▶ _STATED GOAL_
Retype the complete listing exactly as it appears.

Saved data entries:
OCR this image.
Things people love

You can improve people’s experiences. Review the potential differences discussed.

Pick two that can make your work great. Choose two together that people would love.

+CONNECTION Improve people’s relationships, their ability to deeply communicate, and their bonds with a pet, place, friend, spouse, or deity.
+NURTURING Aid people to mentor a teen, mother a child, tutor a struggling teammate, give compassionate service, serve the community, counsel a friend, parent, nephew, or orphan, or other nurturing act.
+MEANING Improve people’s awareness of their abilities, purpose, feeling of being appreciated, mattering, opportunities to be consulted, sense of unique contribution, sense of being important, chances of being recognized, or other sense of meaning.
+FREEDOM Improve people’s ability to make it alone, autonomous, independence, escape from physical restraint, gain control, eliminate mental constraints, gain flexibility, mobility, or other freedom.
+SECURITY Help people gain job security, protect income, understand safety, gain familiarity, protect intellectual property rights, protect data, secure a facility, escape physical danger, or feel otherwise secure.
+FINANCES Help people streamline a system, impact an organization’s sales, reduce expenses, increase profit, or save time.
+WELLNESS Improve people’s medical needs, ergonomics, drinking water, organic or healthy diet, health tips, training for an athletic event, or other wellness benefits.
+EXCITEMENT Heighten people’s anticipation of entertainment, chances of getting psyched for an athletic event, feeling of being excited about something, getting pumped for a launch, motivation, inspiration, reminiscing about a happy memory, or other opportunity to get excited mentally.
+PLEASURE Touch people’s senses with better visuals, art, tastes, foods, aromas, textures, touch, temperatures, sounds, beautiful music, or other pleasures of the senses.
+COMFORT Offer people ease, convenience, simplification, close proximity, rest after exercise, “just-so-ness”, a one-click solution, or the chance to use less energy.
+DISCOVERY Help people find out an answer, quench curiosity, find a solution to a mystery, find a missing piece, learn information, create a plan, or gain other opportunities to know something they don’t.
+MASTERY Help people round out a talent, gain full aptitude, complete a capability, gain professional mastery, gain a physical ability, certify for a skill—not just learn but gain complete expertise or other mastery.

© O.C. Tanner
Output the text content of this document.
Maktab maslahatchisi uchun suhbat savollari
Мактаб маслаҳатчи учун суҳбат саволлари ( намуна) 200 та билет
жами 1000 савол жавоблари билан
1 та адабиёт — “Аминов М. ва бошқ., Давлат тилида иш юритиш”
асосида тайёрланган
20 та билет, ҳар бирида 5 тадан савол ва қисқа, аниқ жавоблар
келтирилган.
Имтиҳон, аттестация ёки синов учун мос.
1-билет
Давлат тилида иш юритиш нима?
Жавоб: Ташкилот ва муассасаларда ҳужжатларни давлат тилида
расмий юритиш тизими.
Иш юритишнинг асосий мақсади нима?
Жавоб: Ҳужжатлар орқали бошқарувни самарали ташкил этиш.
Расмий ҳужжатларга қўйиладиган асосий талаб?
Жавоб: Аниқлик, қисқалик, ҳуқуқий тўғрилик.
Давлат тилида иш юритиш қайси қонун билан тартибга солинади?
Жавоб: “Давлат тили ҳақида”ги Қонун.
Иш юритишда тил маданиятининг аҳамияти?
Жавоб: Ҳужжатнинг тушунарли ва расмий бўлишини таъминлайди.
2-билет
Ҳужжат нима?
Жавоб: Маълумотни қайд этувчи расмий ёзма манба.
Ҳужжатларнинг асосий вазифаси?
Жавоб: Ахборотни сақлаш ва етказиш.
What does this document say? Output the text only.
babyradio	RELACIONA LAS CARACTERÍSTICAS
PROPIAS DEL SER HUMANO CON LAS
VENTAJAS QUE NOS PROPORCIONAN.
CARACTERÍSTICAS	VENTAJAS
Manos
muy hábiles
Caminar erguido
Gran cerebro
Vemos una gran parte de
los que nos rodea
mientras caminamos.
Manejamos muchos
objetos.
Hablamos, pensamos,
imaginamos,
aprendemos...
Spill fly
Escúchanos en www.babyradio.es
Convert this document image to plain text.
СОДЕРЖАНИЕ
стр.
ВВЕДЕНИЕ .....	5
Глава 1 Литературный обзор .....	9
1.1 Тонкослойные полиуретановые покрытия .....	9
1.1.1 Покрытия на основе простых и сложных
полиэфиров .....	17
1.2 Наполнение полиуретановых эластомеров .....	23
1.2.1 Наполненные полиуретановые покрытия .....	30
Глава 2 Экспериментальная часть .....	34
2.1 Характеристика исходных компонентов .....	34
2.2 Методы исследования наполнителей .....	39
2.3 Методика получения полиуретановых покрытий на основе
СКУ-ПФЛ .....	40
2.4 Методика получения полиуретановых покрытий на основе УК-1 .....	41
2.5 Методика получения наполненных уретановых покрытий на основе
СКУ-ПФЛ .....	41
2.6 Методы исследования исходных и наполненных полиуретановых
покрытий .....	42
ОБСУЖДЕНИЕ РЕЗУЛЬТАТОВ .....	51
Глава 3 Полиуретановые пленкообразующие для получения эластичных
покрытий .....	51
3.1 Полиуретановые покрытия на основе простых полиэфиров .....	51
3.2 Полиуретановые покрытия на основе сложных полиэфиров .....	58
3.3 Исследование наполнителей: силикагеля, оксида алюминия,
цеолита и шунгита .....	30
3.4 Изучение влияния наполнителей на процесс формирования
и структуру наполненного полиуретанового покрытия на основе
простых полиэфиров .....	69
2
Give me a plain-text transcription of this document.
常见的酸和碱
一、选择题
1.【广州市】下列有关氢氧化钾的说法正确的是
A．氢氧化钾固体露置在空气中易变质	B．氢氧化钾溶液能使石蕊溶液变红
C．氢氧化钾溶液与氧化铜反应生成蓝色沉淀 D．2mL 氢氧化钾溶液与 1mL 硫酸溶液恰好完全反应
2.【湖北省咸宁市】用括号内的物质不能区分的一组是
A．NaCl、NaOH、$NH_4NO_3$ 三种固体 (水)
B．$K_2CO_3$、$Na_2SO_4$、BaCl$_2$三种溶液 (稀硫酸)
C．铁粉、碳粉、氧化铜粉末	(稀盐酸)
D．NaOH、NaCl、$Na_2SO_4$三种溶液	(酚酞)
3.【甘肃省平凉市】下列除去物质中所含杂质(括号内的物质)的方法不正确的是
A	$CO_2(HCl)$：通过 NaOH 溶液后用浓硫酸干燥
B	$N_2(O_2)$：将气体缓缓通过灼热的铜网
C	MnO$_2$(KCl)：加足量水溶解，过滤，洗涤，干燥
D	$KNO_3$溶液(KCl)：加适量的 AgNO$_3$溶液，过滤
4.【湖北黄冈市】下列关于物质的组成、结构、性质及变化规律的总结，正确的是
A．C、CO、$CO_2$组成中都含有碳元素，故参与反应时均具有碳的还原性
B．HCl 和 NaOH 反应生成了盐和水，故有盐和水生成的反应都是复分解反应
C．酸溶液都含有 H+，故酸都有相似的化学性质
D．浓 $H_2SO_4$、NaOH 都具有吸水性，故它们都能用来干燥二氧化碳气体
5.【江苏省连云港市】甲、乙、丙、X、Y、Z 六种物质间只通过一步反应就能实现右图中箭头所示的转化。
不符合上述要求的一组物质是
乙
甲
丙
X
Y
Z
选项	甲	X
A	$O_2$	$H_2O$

▶ _RESULT BELOW_
OCR this image.
Things people love

You can improve people’s experiences. Review the potential differences discussed.

Pick two that can make your work great. Choose two together that people would love.

+CONNECTION Improve people’s relationships, their ability to deeply communicate, and their bonds with a pet, place, friend, spouse, or deity.
+NURTURING Aid people to mentor a teen, mother a child, tutor a struggling teammate, give compassionate service, serve the community, counsel a friend, parent, nephew, or orphan, or other nurturing act.
+MEANING Improve people’s awareness of their abilities, purpose, feeling of being appreciated, mattering, opportunities to be consulted, sense of unique contribution, sense of being important, chances of being recognized, or other sense of meaning.
+FREEDOM Improve people’s ability to make it alone, autonomous, independence, escape from physical restraint, gain control, eliminate mental constraints, gain flexibility, mobility, or other freedom.
+SECURITY Help people gain job security, protect income, understand safety, gain familiarity, protect intellectual property rights, protect data, secure a facility, escape physical danger, or feel otherwise secure.
+FINANCES Help people streamline a system, impact an organization’s sales, reduce expenses, increase profit, or save time.
+WELLNESS Improve people’s medical needs, ergonomics, drinking water, organic or healthy diet, health tips, training for an athletic event, or other wellness benefits.
+EXCITEMENT Heighten people’s anticipation of entertainment, chances of getting psyched for an athletic event, feeling of being excited about something, getting pumped for a launch, motivation, inspiration, reminiscing about a happy memory, or other opportunity to get excited mentally.
+PLEASURE Touch people’s senses with better visuals, art, tastes, foods, aromas, textures, touch, temperatures, sounds, beautiful music, or other pleasures of the senses.
+COMFORT Offer people ease, convenience, simplification, close proximity, rest after exercise, “just-so-ness”, a one-click solution, or the chance to use less energy.
+DISCOVERY Help people find out an answer, quench curiosity, find a solution to a mystery, find a missing piece, learn information, create a plan, or gain other opportunities to know something they don’t.
+MASTERY Help people round out a talent, gain full aptitude, complete a capability, gain professional mastery, gain a physical ability, certify for a skill—not just learn but gain complete expertise or other mastery.

© O.C. Tanner
Output the text content of this document.
Maktab maslahatchisi uchun suhbat savollari
Мактаб маслаҳатчи учун суҳбат саволлари ( намуна) 200 та билет
жами 1000 савол жавоблари билан
1 та адабиёт — “Аминов М. ва бошқ., Давлат тилида иш юритиш”
асосида тайёрланган
20 та билет, ҳар бирида 5 тадан савол ва қисқа, аниқ жавоблар
келтирилган.
Имтиҳон, аттестация ёки синов учун мос.
1-билет
Давлат тилида иш юритиш нима?
Жавоб: Ташкилот ва муассасаларда ҳужжатларни давлат тилида
расмий юритиш тизими.
Иш юритишнинг асосий мақсади нима?
Жавоб: Ҳужжатлар орқали бошқарувни самарали ташкил этиш.
Расмий ҳужжатларга қўйиладиган асосий талаб?
Жавоб: Аниқлик, қисқалик, ҳуқуқий тўғрилик.
Давлат тилида иш юритиш қайси қонун билан тартибга солинади?
Жавоб: “Давлат тили ҳақида”ги Қонун.
Иш юритишда тил маданиятининг аҳамияти?
Жавоб: Ҳужжатнинг тушунарли ва расмий бўлишини таъминлайди.
2-билет
Ҳужжат нима?
Жавоб: Маълумотни қайд этувчи расмий ёзма манба.
Ҳужжатларнинг асосий вазифаси?
Жавоб: Ахборотни сақлаш ва етказиш.
What does this document say? Output the text only.
babyradio	RELACIONA LAS CARACTERÍSTICAS
PROPIAS DEL SER HUMANO CON LAS
VENTAJAS QUE NOS PROPORCIONAN.
CARACTERÍSTICAS	VENTAJAS
Manos
muy hábiles
Caminar erguido
Gran cerebro
Vemos una gran parte de
los que nos rodea
mientras caminamos.
Manejamos muchos
objetos.
Hablamos, pensamos,
imaginamos,
aprendemos...
Spill fly
Escúchanos en www.babyradio.es
Convert this document image to plain text.
СОДЕРЖАНИЕ
стр.
ВВЕДЕНИЕ .....	5
Глава 1 Литературный обзор .....	9
1.1 Тонкослойные полиуретановые покрытия .....	9
1.1.1 Покрытия на основе простых и сложных
полиэфиров .....	17
1.2 Наполнение полиуретановых эластомеров .....	23
1.2.1 Наполненные полиуретановые покрытия .....	30
Глава 2 Экспериментальная часть .....	34
2.1 Характеристика исходных компонентов .....	34
2.2 Методы исследования наполнителей .....	39
2.3 Методика получения полиуретановых покрытий на основе
СКУ-ПФЛ .....	40
2.4 Методика получения полиуретановых покрытий на основе УК-1 .....	41
2.5 Методика получения наполненных уретановых покрытий на основе
СКУ-ПФЛ .....	41
2.6 Методы исследования исходных и наполненных полиуретановых
покрытий .....	42
ОБСУЖДЕНИЕ РЕЗУЛЬТАТОВ .....	51
Глава 3 Полиуретановые пленкообразующие для получения эластичных
покрытий .....	51
3.1 Полиуретановые покрытия на основе простых полиэфиров .....	51
3.2 Полиуретановые покрытия на основе сложных полиэфиров .....	58
3.3 Исследование наполнителей: силикагеля, оксида алюминия,
цеолита и шунгита .....	30
3.4 Изучение влияния наполнителей на процесс формирования
и структуру наполненного полиуретанового покрытия на основе
простых полиэфиров .....	69
2
Give me a plain-text transcription of this document.
常见的酸和碱
一、选择题
1.【广州市】下列有关氢氧化钾的说法正确的是
A．氢氧化钾固体露置在空气中易变质	B．氢氧化钾溶液能使石蕊溶液变红
C．氢氧化钾溶液与氧化铜反应生成蓝色沉淀 D．2mL 氢氧化钾溶液与 1mL 硫酸溶液恰好完全反应
2.【湖北省咸宁市】用括号内的物质不能区分的一组是
A．NaCl、NaOH、$NH_4NO_3$ 三种固体 (水)
B．$K_2CO_3$、$Na_2SO_4$、BaCl$_2$三种溶液 (稀硫酸)
C．铁粉、碳粉、氧化铜粉末	(稀盐酸)
D．NaOH、NaCl、$Na_2SO_4$三种溶液	(酚酞)
3.【甘肃省平凉市】下列除去物质中所含杂质(括号内的物质)的方法不正确的是
A	$CO_2(HCl)$：通过 NaOH 溶液后用浓硫酸干燥
B	$N_2(O_2)$：将气体缓缓通过灼热的铜网
C	MnO$_2$(KCl)：加足量水溶解，过滤，洗涤，干燥
D	$KNO_3$溶液(KCl)：加适量的 AgNO$_3$溶液，过滤
4.【湖北黄冈市】下列关于物质的组成、结构、性质及变化规律的总结，正确的是
A．C、CO、$CO_2$组成中都含有碳元素，故参与反应时均具有碳的还原性
B．HCl 和 NaOH 反应生成了盐和水，故有盐和水生成的反应都是复分解反应
C．酸溶液都含有 H+，故酸都有相似的化学性质
D．浓 $H_2SO_4$、NaOH 都具有吸水性，故它们都能用来干燥二氧化碳气体
5.【江苏省连云港市】甲、乙、丙、X、Y、Z 六种物质间只通过一步反应就能实现右图中箭头所示的转化。
不符合上述要求的一组物质是
乙
甲
丙
X
Y
Z
选项	甲	X
A	$O_2$	$H_2O$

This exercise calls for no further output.